▸ **所给摘录**:
==*==

既往研究无法圆满解释终末期肾病(ESRD)患者（甚至其在接受肾移植后）体内CD4+CD25+调节性T细胞(Tregs)数量减少和功能受损的机制。我们研究发现，晚期氧化蛋白产物(AOPP)抑制Tregs扩增，但其机制并不明确。本研究分离正常人外周血Tregs和CD4+CD25-T细胞于体外培养，采用3H-TdR掺入法、流式细胞仪检测、免疫印迹、RT-PCR等手段，对比观察Tregs和CD4+CD25-T细胞在AOPP、白蛋白、AOPP抗体等因素单独或联合刺激下的细胞增殖反应、细胞诱导转化、细胞凋亡变化、细胞因子分泌、细胞周期相关蛋白及凋亡相关蛋白表达，分析AOPP抑制Tregs扩增的分子机制。此外，做动物实验进一步观察AOPP在机体内对Tregs扩增的抑制作用。该研究有助于采取措施使ESRD患者体内Tregs 数量及功能保持正常或增加，为延缓ESRD疾病进展和诱导肾移植免疫耐受打下基础。

It has been widely accepted that the number and suppressive capacity of CD4+CD25+ regulatory T cells (Tregs) is affected in patients with end stage renal disease (ESRD), even after they received renal transplantation. Although the accumulation of oxidized LDL or leptin accelerates the apoptosis or decreases the proliferation of Tregs, studies have established that normal numbers of functional Tregs cannot be obtained only by deletion of oxidized LDL and leptin in these patients. These findings suggest that some other uremic solutes that accumulate during ESRD, even after renal transplantation, may be involved in these processes. Our previous study showed that advanced oxidation protein products (AOPP) could inhibit Tregs expanding. Nevertheless, the exact mechanism by which AOPP performs this function remains to be unknown. To address this question, we will isolate Tregs and CD4+CD25- T cells from human peripheral blood, and utilize AOPP, album, or AOPP combined with AOPP antibody, to examine the expanding of Tregs and to explore the related molecular mechanisms. In addition, animal experiment will be carried out to observe the effect of AOPP on the expanding of Tregs in vivo. The aims of this work is to elucidate the role of AOPP in inhibiting Tregs expanding and to provide a novel method to achieve normal numbers of functional Tregs in patients with ESRD, even after renal transplantation, in order to delay the progression of ESRD and gain renal transplantation tolerance.

==*==

▸ **输入数据**:

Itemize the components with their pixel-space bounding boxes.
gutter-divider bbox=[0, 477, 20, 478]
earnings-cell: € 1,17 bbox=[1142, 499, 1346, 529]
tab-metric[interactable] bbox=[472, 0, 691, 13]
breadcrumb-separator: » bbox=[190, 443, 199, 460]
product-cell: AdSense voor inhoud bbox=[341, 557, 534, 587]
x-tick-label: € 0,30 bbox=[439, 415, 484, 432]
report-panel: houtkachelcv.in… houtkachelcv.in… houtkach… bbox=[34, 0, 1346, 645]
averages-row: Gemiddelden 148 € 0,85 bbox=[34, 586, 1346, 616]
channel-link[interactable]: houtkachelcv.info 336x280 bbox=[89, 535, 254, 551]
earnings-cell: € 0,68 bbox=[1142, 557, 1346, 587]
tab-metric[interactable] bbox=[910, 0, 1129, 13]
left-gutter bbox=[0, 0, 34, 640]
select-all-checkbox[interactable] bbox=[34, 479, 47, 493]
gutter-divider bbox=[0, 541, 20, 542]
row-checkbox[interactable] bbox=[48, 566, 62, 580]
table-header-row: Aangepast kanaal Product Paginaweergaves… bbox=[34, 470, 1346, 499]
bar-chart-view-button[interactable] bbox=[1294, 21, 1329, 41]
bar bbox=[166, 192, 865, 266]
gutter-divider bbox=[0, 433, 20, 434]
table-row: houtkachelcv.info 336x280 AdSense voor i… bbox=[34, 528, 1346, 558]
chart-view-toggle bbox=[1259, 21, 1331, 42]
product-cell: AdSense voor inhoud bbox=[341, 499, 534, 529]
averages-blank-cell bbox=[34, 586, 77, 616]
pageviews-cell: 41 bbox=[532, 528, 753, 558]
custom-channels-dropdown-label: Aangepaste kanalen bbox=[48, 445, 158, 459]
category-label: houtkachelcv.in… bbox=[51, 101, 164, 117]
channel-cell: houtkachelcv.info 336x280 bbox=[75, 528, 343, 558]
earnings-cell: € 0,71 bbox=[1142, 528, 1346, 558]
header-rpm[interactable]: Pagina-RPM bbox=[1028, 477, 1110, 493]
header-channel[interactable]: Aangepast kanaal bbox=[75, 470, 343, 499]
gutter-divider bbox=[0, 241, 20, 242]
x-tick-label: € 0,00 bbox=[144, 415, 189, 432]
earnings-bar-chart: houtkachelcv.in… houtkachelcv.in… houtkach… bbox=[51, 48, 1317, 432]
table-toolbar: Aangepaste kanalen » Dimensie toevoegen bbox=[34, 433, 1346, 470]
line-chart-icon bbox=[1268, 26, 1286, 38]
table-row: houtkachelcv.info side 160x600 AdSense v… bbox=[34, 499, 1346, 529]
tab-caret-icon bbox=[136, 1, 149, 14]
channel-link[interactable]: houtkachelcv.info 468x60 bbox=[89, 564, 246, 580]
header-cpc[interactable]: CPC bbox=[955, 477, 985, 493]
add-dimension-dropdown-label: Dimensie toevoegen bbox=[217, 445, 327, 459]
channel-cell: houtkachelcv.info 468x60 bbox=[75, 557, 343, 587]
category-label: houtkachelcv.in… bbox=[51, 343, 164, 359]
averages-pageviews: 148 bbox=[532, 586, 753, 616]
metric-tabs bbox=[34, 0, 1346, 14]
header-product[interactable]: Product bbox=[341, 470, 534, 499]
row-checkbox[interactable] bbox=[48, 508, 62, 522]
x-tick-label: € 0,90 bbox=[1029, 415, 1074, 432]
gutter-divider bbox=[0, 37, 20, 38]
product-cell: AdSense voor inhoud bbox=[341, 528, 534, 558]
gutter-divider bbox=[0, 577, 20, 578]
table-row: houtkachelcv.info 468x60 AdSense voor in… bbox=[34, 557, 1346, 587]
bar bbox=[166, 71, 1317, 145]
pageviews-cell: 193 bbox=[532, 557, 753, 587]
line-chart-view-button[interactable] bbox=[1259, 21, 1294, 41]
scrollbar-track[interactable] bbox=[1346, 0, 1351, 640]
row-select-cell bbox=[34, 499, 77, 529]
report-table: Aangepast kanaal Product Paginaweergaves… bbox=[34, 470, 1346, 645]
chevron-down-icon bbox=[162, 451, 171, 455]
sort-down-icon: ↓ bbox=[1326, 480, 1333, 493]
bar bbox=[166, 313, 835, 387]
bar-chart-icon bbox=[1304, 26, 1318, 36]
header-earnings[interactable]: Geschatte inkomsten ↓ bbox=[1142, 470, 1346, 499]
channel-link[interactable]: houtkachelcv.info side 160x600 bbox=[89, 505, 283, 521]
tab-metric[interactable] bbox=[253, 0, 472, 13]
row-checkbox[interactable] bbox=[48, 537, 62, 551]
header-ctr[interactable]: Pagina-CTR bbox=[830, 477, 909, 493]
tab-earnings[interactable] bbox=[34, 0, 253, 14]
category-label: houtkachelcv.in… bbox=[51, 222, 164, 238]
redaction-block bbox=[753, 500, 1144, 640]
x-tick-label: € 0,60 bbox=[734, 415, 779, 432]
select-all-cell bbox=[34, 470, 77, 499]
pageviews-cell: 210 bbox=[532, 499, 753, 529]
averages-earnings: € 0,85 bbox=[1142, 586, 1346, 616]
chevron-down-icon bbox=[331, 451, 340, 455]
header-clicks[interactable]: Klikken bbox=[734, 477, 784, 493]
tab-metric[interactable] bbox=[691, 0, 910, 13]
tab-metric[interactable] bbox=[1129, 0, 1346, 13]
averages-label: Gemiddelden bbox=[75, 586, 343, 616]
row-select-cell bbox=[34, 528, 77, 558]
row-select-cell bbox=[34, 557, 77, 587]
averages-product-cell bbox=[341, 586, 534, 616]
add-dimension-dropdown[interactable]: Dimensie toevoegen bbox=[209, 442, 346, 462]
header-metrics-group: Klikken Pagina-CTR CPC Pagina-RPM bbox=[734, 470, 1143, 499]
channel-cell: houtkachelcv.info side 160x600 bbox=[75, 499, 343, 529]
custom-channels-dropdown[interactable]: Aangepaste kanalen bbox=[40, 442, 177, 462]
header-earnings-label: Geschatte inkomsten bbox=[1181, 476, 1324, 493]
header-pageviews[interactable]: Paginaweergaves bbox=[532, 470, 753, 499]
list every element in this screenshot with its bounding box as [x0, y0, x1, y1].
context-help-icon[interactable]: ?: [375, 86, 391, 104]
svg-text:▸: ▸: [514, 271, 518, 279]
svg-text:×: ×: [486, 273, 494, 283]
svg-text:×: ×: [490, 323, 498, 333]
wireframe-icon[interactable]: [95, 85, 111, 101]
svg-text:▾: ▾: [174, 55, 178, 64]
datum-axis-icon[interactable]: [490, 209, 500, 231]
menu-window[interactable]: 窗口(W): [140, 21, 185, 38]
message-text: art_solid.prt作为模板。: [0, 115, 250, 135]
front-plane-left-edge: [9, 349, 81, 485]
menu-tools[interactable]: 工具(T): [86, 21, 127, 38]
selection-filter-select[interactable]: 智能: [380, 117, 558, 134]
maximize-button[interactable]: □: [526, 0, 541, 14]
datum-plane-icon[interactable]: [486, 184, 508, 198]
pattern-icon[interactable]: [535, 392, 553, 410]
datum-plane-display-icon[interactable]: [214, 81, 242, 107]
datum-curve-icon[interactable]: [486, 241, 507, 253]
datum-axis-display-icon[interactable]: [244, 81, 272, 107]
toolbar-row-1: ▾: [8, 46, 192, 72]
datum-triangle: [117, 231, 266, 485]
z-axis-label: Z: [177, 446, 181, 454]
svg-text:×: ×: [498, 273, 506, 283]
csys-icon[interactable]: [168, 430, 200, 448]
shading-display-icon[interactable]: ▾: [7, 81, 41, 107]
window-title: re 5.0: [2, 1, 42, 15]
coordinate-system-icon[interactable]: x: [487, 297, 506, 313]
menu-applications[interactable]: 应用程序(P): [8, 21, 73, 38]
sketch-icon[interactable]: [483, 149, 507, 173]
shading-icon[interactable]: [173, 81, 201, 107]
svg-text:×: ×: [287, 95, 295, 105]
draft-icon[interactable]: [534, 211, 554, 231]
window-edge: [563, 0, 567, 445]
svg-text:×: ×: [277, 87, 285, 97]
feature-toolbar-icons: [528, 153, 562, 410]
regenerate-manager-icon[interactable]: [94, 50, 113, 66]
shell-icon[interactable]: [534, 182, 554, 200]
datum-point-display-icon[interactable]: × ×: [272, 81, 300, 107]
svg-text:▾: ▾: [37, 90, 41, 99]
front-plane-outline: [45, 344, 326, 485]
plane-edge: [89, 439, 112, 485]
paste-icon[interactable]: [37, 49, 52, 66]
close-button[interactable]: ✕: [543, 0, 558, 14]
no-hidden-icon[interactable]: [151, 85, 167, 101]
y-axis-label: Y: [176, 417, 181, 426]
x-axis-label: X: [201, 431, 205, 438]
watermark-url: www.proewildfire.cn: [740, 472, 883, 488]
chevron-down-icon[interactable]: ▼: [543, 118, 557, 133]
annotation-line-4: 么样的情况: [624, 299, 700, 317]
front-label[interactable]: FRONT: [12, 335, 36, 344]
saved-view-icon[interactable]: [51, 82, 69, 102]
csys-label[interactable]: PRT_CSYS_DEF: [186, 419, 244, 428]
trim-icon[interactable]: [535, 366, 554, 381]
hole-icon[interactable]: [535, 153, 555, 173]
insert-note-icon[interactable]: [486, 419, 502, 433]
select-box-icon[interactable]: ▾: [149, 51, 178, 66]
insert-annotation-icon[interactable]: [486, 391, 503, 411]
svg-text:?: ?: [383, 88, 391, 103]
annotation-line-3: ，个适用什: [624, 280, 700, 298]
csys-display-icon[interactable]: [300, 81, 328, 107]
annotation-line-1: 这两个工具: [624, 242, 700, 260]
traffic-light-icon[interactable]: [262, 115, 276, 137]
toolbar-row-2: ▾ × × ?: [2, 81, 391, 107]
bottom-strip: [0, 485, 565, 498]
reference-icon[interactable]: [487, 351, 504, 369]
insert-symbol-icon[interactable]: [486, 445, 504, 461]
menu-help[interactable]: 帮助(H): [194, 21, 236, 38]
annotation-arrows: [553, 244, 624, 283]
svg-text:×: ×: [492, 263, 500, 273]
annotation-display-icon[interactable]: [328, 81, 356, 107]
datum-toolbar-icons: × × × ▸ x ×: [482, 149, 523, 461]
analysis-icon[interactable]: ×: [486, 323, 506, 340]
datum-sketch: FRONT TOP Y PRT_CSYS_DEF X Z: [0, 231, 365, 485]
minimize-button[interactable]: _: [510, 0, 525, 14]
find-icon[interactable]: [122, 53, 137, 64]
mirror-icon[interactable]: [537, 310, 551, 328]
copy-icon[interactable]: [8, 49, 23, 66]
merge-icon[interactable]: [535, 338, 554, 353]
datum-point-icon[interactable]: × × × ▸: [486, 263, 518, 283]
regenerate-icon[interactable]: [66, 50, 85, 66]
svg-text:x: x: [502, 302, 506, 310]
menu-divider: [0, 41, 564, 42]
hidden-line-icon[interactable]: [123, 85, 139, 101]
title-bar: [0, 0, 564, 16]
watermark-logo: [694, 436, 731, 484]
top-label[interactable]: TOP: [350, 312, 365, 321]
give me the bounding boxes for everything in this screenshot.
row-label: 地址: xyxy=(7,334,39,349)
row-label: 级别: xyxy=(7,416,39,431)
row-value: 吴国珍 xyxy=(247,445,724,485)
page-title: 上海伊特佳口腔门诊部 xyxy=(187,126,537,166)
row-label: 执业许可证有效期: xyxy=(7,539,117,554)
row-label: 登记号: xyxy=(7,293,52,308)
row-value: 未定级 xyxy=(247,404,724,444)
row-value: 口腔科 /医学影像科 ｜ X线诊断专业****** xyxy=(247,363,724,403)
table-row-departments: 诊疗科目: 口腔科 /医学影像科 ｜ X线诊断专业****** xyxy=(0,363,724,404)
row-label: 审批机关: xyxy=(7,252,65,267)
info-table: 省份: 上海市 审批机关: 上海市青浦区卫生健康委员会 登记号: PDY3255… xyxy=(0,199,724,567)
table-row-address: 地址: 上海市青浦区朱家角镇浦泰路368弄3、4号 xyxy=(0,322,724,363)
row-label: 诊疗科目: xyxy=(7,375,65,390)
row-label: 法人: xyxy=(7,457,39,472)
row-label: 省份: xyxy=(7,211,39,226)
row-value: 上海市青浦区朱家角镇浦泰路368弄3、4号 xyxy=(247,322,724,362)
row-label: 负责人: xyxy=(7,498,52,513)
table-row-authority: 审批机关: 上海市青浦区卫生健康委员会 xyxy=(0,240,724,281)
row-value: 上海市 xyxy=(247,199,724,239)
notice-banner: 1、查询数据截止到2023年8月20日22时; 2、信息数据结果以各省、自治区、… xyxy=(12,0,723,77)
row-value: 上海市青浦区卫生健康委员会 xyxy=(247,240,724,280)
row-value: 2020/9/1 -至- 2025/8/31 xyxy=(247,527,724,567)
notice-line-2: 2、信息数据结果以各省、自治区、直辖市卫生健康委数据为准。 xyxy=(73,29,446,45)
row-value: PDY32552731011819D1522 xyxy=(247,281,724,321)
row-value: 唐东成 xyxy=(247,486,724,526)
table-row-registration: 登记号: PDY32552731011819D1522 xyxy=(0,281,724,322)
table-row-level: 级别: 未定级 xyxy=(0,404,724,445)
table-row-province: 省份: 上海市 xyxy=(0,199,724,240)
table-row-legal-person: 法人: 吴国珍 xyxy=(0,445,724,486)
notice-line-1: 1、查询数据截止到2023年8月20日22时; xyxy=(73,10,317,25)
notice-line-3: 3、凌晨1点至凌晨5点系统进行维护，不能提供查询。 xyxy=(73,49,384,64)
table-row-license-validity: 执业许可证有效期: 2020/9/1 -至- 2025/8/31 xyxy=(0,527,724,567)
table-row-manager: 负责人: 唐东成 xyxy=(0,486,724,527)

==*==

▸ **任务简述**: 根据所给摘录，说明本研究从何处分离Tregs和CD4+CD25-T细胞用于体外培养。

▸ **本题答案**: 从正常人外周血中分离。